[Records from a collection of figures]
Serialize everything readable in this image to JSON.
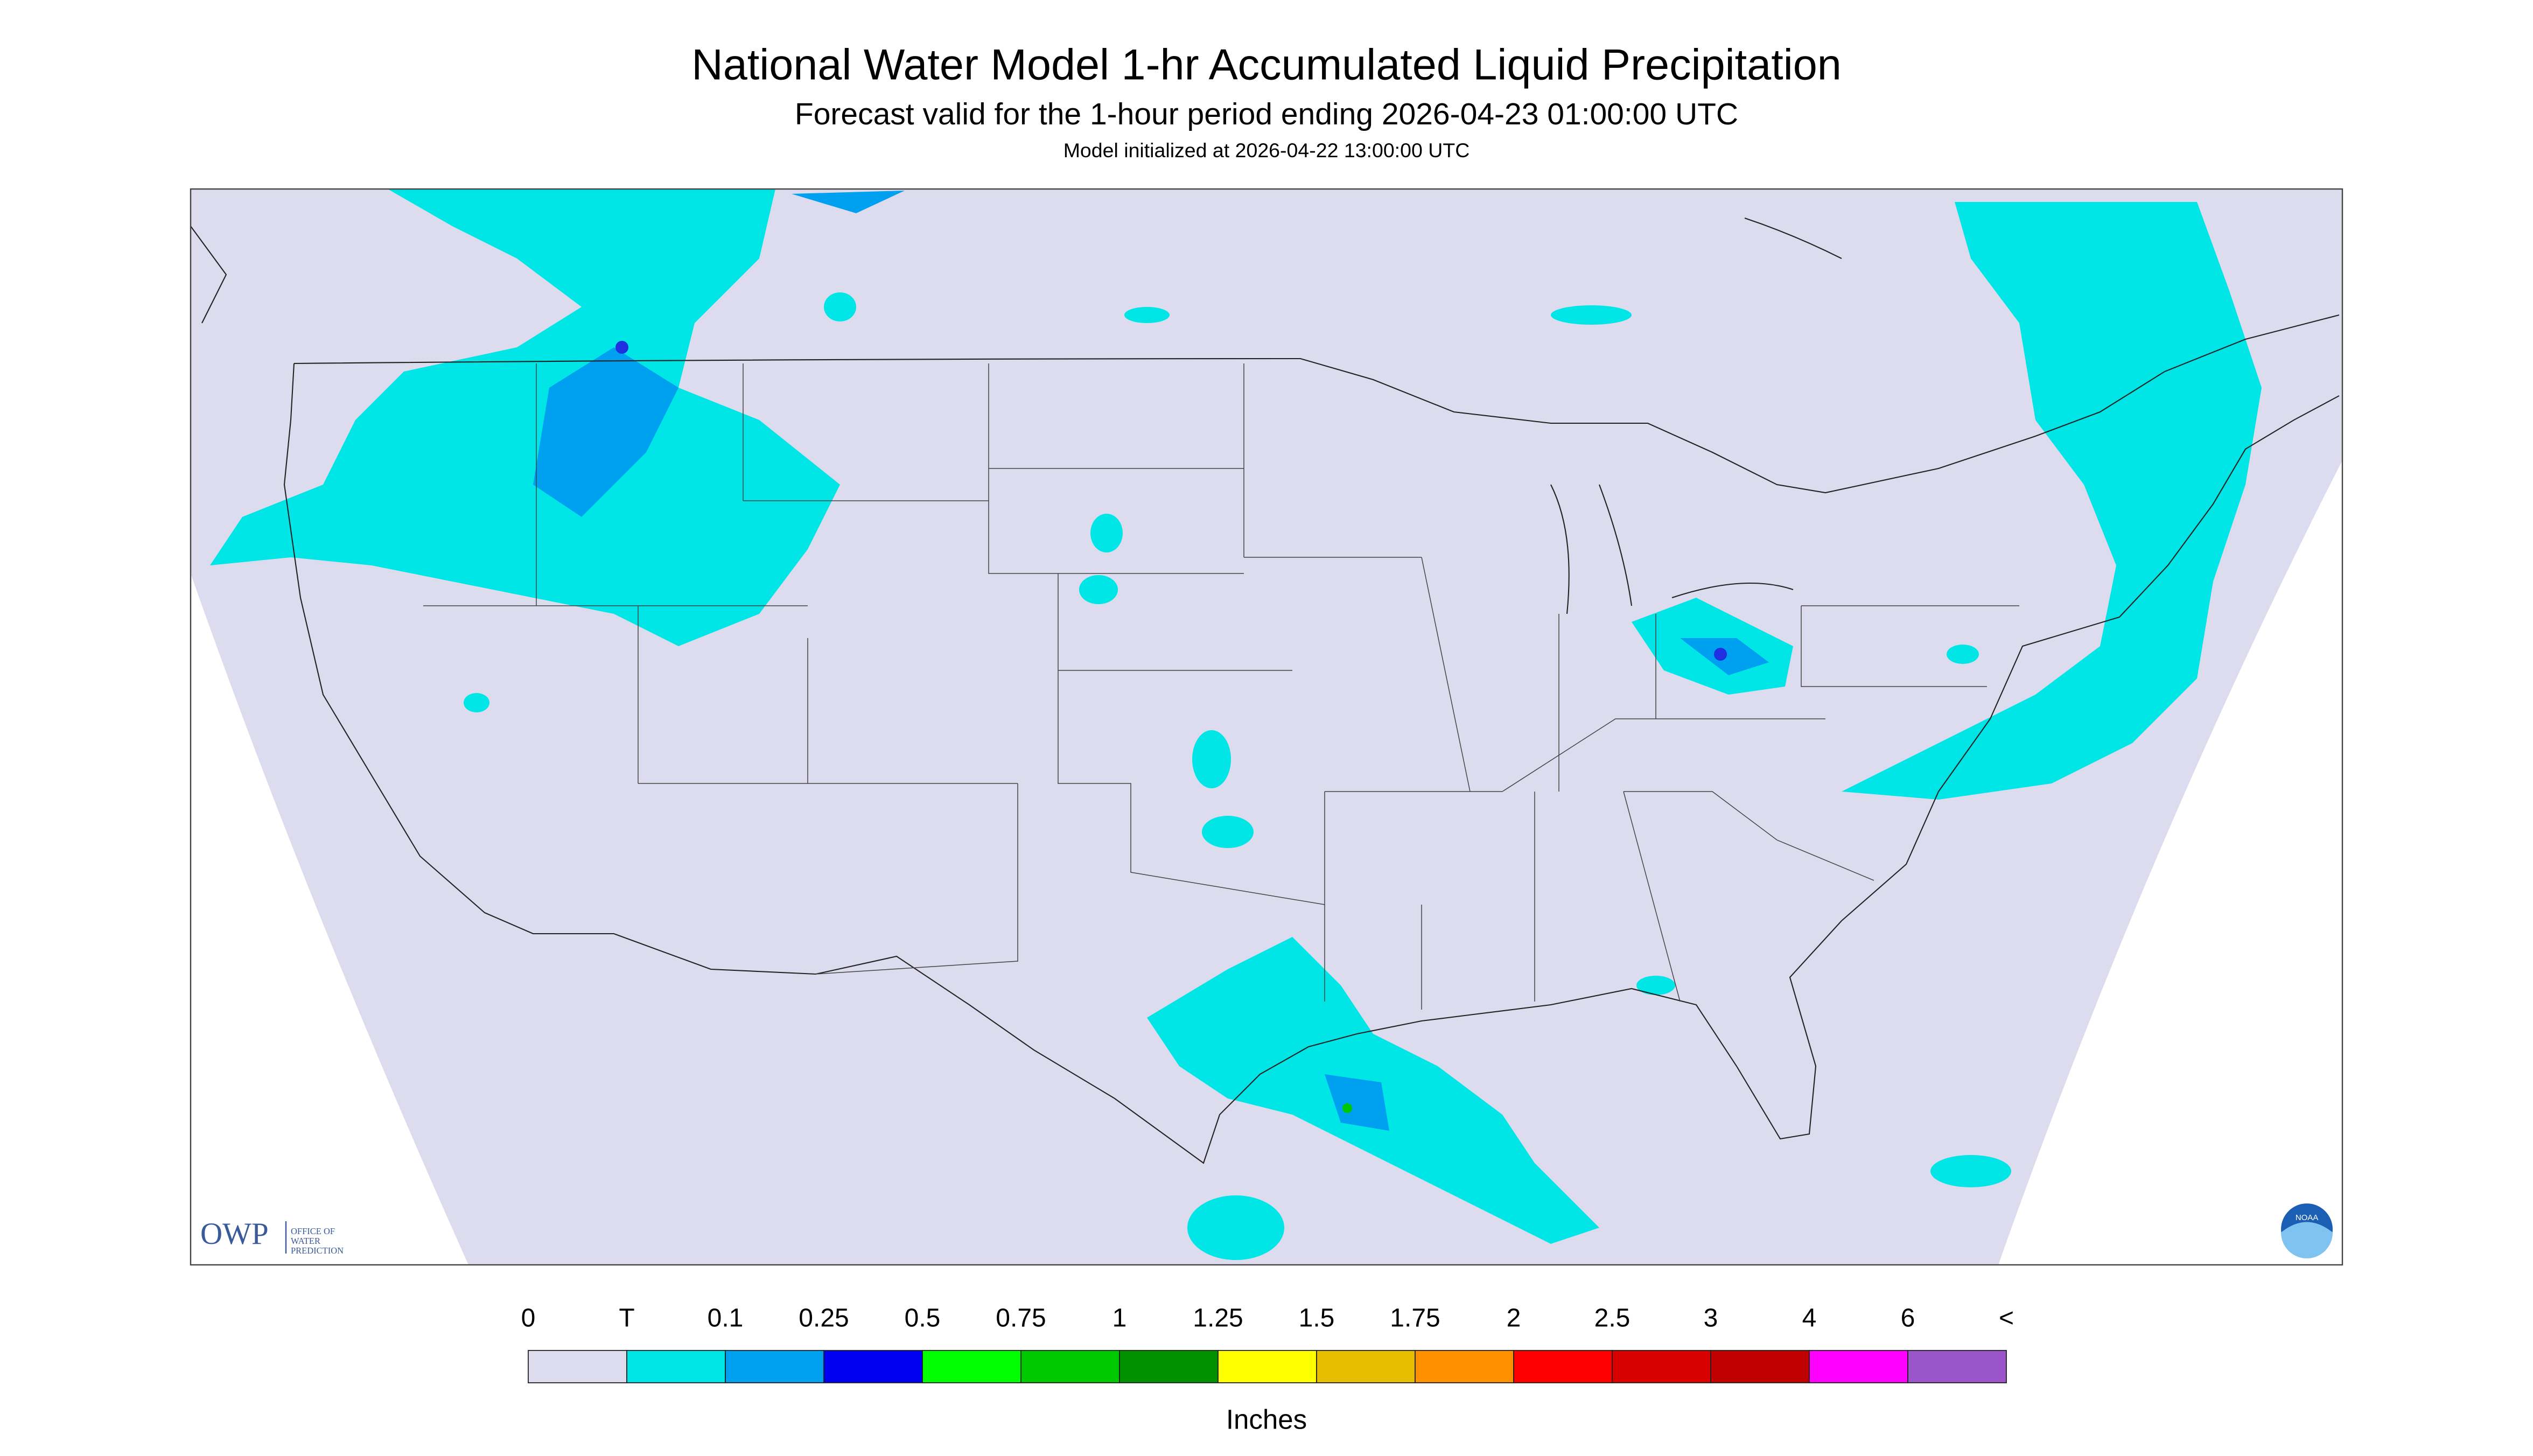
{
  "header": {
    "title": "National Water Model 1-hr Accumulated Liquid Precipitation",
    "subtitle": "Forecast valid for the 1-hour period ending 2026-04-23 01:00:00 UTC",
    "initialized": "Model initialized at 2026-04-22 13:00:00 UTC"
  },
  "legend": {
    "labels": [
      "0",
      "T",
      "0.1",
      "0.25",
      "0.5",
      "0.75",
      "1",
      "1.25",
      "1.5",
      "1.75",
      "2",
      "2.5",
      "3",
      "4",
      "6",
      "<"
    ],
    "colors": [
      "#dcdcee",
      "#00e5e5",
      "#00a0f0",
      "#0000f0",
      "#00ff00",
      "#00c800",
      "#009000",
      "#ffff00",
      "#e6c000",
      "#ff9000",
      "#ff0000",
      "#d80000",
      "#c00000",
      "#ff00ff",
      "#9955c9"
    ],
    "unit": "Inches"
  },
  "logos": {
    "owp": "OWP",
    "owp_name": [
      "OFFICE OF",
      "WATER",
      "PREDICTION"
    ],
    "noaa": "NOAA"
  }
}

→ **THE TASK**: Whichever lines contain the string "Model", select and copy them.

→ **ANSWER TO THIS EXERCISE**:
    "title": "National Water Model 1-hr Accumulated Liquid Precipitation",
    "initialized": "Model initialized at 2026-04-22 13:00:00 UTC"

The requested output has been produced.